Collected data:
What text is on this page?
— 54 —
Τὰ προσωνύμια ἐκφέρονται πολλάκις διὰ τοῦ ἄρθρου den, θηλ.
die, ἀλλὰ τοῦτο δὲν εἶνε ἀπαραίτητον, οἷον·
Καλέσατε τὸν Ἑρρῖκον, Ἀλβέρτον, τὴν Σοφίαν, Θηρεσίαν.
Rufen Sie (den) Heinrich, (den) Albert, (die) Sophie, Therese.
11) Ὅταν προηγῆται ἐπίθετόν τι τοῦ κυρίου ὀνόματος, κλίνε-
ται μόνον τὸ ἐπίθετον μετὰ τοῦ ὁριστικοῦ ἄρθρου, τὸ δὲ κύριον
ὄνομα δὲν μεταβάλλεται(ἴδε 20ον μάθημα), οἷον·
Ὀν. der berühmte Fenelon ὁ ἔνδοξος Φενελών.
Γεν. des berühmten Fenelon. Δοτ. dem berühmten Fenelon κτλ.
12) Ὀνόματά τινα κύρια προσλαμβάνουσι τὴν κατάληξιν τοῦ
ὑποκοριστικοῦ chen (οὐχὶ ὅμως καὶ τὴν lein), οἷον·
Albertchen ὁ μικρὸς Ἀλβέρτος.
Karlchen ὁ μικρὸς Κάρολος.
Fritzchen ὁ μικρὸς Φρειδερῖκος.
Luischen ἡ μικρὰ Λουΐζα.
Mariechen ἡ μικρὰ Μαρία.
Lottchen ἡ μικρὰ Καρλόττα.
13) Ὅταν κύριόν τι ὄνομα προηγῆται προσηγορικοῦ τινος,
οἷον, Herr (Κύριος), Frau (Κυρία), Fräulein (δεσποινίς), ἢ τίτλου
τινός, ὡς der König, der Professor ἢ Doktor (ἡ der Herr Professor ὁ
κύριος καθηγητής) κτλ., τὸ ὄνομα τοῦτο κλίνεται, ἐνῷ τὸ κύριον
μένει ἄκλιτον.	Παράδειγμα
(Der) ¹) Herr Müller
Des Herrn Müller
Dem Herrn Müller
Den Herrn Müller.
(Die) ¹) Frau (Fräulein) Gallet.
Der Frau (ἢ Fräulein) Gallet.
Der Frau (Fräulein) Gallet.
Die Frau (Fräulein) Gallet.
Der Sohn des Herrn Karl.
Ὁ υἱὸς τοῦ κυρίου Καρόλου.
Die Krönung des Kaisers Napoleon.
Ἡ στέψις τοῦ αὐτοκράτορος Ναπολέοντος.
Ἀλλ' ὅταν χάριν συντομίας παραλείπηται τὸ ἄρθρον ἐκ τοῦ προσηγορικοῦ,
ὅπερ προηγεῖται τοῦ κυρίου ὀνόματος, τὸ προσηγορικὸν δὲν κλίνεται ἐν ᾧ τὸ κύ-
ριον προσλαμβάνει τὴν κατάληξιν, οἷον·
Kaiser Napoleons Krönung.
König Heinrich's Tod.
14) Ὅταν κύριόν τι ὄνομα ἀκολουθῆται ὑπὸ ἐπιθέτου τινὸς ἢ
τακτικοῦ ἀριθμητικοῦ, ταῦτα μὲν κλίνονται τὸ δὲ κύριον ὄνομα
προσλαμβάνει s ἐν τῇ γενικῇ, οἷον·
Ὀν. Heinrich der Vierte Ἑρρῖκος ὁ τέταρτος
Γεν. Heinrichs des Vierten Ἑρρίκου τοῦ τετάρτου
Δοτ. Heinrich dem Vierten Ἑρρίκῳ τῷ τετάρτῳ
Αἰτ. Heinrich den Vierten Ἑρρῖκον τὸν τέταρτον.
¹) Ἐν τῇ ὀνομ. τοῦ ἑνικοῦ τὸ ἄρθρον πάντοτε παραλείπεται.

**Goal of the exercise:** Each record should come back exactly as written.

**The answer:**
What text is on this page?
— 54 —
Τὰ προσωνύμια ἐκφέρονται πολλάκις διὰ τοῦ ἄρθρου den, θηλ.
die, ἀλλὰ τοῦτο δὲν εἶνε ἀπαραίτητον, οἷον·
Καλέσατε τὸν Ἑρρῖκον, Ἀλβέρτον, τὴν Σοφίαν, Θηρεσίαν.
Rufen Sie (den) Heinrich, (den) Albert, (die) Sophie, Therese.
11) Ὅταν προηγῆται ἐπίθετόν τι τοῦ κυρίου ὀνόματος, κλίνε-
ται μόνον τὸ ἐπίθετον μετὰ τοῦ ὁριστικοῦ ἄρθρου, τὸ δὲ κύριον
ὄνομα δὲν μεταβάλλεται(ἴδε 20ον μάθημα), οἷον·
Ὀν. der berühmte Fenelon ὁ ἔνδοξος Φενελών.
Γεν. des berühmten Fenelon. Δοτ. dem berühmten Fenelon κτλ.
12) Ὀνόματά τινα κύρια προσλαμβάνουσι τὴν κατάληξιν τοῦ
ὑποκοριστικοῦ chen (οὐχὶ ὅμως καὶ τὴν lein), οἷον·
Albertchen ὁ μικρὸς Ἀλβέρτος.
Karlchen ὁ μικρὸς Κάρολος.
Fritzchen ὁ μικρὸς Φρειδερῖκος.
Luischen ἡ μικρὰ Λουΐζα.
Mariechen ἡ μικρὰ Μαρία.
Lottchen ἡ μικρὰ Καρλόττα.
13) Ὅταν κύριόν τι ὄνομα προηγῆται προσηγορικοῦ τινος,
οἷον, Herr (Κύριος), Frau (Κυρία), Fräulein (δεσποινίς), ἢ τίτλου
τινός, ὡς der König, der Professor ἢ Doktor (ἡ der Herr Professor ὁ
κύριος καθηγητής) κτλ., τὸ ὄνομα τοῦτο κλίνεται, ἐνῷ τὸ κύριον
μένει ἄκλιτον.	Παράδειγμα
(Der) ¹) Herr Müller
Des Herrn Müller
Dem Herrn Müller
Den Herrn Müller.
(Die) ¹) Frau (Fräulein) Gallet.
Der Frau (ἢ Fräulein) Gallet.
Der Frau (Fräulein) Gallet.
Die Frau (Fräulein) Gallet.
Der Sohn des Herrn Karl.
Ὁ υἱὸς τοῦ κυρίου Καρόλου.
Die Krönung des Kaisers Napoleon.
Ἡ στέψις τοῦ αὐτοκράτορος Ναπολέοντος.
Ἀλλ' ὅταν χάριν συντομίας παραλείπηται τὸ ἄρθρον ἐκ τοῦ προσηγορικοῦ,
ὅπερ προηγεῖται τοῦ κυρίου ὀνόματος, τὸ προσηγορικὸν δὲν κλίνεται ἐν ᾧ τὸ κύ-
ριον προσλαμβάνει τὴν κατάληξιν, οἷον·
Kaiser Napoleons Krönung.
König Heinrich's Tod.
14) Ὅταν κύριόν τι ὄνομα ἀκολουθῆται ὑπὸ ἐπιθέτου τινὸς ἢ
τακτικοῦ ἀριθμητικοῦ, ταῦτα μὲν κλίνονται τὸ δὲ κύριον ὄνομα
προσλαμβάνει s ἐν τῇ γενικῇ, οἷον·
Ὀν. Heinrich der Vierte Ἑρρῖκος ὁ τέταρτος
Γεν. Heinrichs des Vierten Ἑρρίκου τοῦ τετάρτου
Δοτ. Heinrich dem Vierten Ἑρρίκῳ τῷ τετάρτῳ
Αἰτ. Heinrich den Vierten Ἑρρῖκον τὸν τέταρτον.
¹) Ἐν τῇ ὀνομ. τοῦ ἑνικοῦ τὸ ἄρθρον πάντοτε παραλείπεται.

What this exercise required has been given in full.